#### [Material provided]

☆ ☆ ☆ ☆ ☆

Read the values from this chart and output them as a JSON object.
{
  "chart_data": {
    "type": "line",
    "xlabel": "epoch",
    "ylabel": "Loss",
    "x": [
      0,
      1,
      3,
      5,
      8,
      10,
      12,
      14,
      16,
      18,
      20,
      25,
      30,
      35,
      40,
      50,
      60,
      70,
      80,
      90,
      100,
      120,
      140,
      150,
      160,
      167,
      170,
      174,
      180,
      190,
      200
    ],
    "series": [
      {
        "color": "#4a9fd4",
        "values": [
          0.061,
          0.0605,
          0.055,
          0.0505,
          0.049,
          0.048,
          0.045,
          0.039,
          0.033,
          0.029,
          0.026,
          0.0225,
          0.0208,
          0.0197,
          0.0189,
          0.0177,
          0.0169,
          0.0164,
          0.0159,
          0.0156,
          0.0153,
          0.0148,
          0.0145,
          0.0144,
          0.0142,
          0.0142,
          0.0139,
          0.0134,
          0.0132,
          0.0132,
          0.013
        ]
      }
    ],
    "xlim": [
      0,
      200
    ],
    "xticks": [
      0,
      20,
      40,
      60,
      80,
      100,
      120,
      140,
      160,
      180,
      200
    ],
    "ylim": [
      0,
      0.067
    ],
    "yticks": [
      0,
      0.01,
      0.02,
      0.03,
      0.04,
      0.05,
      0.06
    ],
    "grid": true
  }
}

☆ ☆ ☆ ☆ ☆

Give the entries once more, exactly as they appear.

Read the values from this chart and output them as a JSON object.
{
  "chart_data": {
    "type": "line",
    "xlabel": "epoch",
    "ylabel": "Loss",
    "x": [
      0,
      1,
      3,
      5,
      8,
      10,
      12,
      14,
      16,
      18,
      20,
      25,
      30,
      35,
      40,
      50,
      60,
      70,
      80,
      90,
      100,
      120,
      140,
      150,
      160,
      167,
      170,
      174,
      180,
      190,
      200
    ],
    "series": [
      {
        "color": "#4a9fd4",
        "values": [
          0.061,
          0.0605,
          0.055,
          0.0505,
          0.049,
          0.048,
          0.045,
          0.039,
          0.033,
          0.029,
          0.026,
          0.0225,
          0.0208,
          0.0197,
          0.0189,
          0.0177,
          0.0169,
          0.0164,
          0.0159,
          0.0156,
          0.0153,
          0.0148,
          0.0145,
          0.0144,
          0.0142,
          0.0142,
          0.0139,
          0.0134,
          0.0132,
          0.0132,
          0.013
        ]
      }
    ],
    "xlim": [
      0,
      200
    ],
    "xticks": [
      0,
      20,
      40,
      60,
      80,
      100,
      120,
      140,
      160,
      180,
      200
    ],
    "ylim": [
      0,
      0.067
    ],
    "yticks": [
      0,
      0.01,
      0.02,
      0.03,
      0.04,
      0.05,
      0.06
    ],
    "grid": true
  }
}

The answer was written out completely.